*INSTRUCTION*: Which lines in the records below contain the word "Fútbol"? Copy each one out.

Entries taken from a collection
****************************************

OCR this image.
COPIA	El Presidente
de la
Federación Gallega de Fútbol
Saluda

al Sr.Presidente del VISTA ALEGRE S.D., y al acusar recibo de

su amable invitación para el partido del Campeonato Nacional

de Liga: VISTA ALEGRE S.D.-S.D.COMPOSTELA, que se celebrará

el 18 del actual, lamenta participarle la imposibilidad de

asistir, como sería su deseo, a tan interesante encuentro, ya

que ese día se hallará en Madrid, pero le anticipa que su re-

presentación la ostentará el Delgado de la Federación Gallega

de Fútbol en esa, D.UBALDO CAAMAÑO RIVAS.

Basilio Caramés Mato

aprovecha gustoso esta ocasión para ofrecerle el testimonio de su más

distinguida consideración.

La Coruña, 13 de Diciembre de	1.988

****************************************

*WRITTEN SOLUTION*:
Federación Gallega de Fútbol
de Fútbol en esa, D.UBALDO CAAMAÑO RIVAS.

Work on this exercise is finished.